Start of Given data

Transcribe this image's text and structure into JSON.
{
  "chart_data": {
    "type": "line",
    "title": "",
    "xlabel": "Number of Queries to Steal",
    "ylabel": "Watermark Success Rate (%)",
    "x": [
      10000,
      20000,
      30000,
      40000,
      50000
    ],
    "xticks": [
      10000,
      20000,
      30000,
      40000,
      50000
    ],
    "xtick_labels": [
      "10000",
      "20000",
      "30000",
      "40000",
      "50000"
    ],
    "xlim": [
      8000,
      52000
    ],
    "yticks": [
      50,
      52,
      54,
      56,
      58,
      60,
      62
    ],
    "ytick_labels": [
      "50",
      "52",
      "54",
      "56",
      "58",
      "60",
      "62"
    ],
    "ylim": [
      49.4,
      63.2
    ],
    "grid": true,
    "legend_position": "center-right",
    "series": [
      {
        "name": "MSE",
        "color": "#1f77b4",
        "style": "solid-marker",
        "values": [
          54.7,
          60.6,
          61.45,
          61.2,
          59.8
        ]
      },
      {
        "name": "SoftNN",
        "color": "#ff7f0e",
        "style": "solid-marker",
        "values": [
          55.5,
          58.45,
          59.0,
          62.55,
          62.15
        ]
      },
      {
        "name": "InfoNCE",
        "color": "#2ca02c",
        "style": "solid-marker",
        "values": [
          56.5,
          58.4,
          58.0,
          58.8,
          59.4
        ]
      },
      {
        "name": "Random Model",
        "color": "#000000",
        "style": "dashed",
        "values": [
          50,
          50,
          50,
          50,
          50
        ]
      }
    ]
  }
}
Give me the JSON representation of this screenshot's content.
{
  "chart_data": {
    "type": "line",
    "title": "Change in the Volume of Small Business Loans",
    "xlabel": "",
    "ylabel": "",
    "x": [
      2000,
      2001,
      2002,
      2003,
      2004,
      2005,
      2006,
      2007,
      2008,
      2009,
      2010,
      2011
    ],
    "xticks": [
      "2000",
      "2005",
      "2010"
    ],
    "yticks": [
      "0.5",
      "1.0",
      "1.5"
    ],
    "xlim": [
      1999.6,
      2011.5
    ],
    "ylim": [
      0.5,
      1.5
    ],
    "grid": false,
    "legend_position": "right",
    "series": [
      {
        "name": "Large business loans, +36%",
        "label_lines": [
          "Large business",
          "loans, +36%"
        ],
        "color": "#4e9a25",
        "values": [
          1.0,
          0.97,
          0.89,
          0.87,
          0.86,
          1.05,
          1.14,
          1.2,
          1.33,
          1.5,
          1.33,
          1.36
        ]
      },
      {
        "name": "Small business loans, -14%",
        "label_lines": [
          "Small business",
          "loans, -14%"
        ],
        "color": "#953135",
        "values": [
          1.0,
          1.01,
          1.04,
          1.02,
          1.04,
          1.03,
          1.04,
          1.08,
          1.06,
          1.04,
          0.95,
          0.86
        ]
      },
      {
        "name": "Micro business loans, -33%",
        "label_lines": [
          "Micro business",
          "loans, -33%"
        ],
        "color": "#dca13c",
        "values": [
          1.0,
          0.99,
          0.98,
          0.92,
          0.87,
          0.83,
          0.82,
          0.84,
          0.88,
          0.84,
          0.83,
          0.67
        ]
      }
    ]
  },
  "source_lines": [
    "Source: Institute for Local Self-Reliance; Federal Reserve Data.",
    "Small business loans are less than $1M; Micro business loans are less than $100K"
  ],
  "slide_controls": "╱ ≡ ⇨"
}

End of Given data

All of the entries must be written out exactly as they stand.

Transcribe this image's text and structure into JSON.
{
  "chart_data": {
    "type": "line",
    "title": "",
    "xlabel": "Number of Queries to Steal",
    "ylabel": "Watermark Success Rate (%)",
    "x": [
      10000,
      20000,
      30000,
      40000,
      50000
    ],
    "xticks": [
      10000,
      20000,
      30000,
      40000,
      50000
    ],
    "xtick_labels": [
      "10000",
      "20000",
      "30000",
      "40000",
      "50000"
    ],
    "xlim": [
      8000,
      52000
    ],
    "yticks": [
      50,
      52,
      54,
      56,
      58,
      60,
      62
    ],
    "ytick_labels": [
      "50",
      "52",
      "54",
      "56",
      "58",
      "60",
      "62"
    ],
    "ylim": [
      49.4,
      63.2
    ],
    "grid": true,
    "legend_position": "center-right",
    "series": [
      {
        "name": "MSE",
        "color": "#1f77b4",
        "style": "solid-marker",
        "values": [
          54.7,
          60.6,
          61.45,
          61.2,
          59.8
        ]
      },
      {
        "name": "SoftNN",
        "color": "#ff7f0e",
        "style": "solid-marker",
        "values": [
          55.5,
          58.45,
          59.0,
          62.55,
          62.15
        ]
      },
      {
        "name": "InfoNCE",
        "color": "#2ca02c",
        "style": "solid-marker",
        "values": [
          56.5,
          58.4,
          58.0,
          58.8,
          59.4
        ]
      },
      {
        "name": "Random Model",
        "color": "#000000",
        "style": "dashed",
        "values": [
          50,
          50,
          50,
          50,
          50
        ]
      }
    ]
  }
}
Give me the JSON representation of this screenshot's content.
{
  "chart_data": {
    "type": "line",
    "title": "Change in the Volume of Small Business Loans",
    "xlabel": "",
    "ylabel": "",
    "x": [
      2000,
      2001,
      2002,
      2003,
      2004,
      2005,
      2006,
      2007,
      2008,
      2009,
      2010,
      2011
    ],
    "xticks": [
      "2000",
      "2005",
      "2010"
    ],
    "yticks": [
      "0.5",
      "1.0",
      "1.5"
    ],
    "xlim": [
      1999.6,
      2011.5
    ],
    "ylim": [
      0.5,
      1.5
    ],
    "grid": false,
    "legend_position": "right",
    "series": [
      {
        "name": "Large business loans, +36%",
        "label_lines": [
          "Large business",
          "loans, +36%"
        ],
        "color": "#4e9a25",
        "values": [
          1.0,
          0.97,
          0.89,
          0.87,
          0.86,
          1.05,
          1.14,
          1.2,
          1.33,
          1.5,
          1.33,
          1.36
        ]
      },
      {
        "name": "Small business loans, -14%",
        "label_lines": [
          "Small business",
          "loans, -14%"
        ],
        "color": "#953135",
        "values": [
          1.0,
          1.01,
          1.04,
          1.02,
          1.04,
          1.03,
          1.04,
          1.08,
          1.06,
          1.04,
          0.95,
          0.86
        ]
      },
      {
        "name": "Micro business loans, -33%",
        "label_lines": [
          "Micro business",
          "loans, -33%"
        ],
        "color": "#dca13c",
        "values": [
          1.0,
          0.99,
          0.98,
          0.92,
          0.87,
          0.83,
          0.82,
          0.84,
          0.88,
          0.84,
          0.83,
          0.67
        ]
      }
    ]
  },
  "source_lines": [
    "Source: Institute for Local Self-Reliance; Federal Reserve Data.",
    "Small business loans are less than $1M; Micro business loans are less than $100K"
  ],
  "slide_controls": "╱ ≡ ⇨"
}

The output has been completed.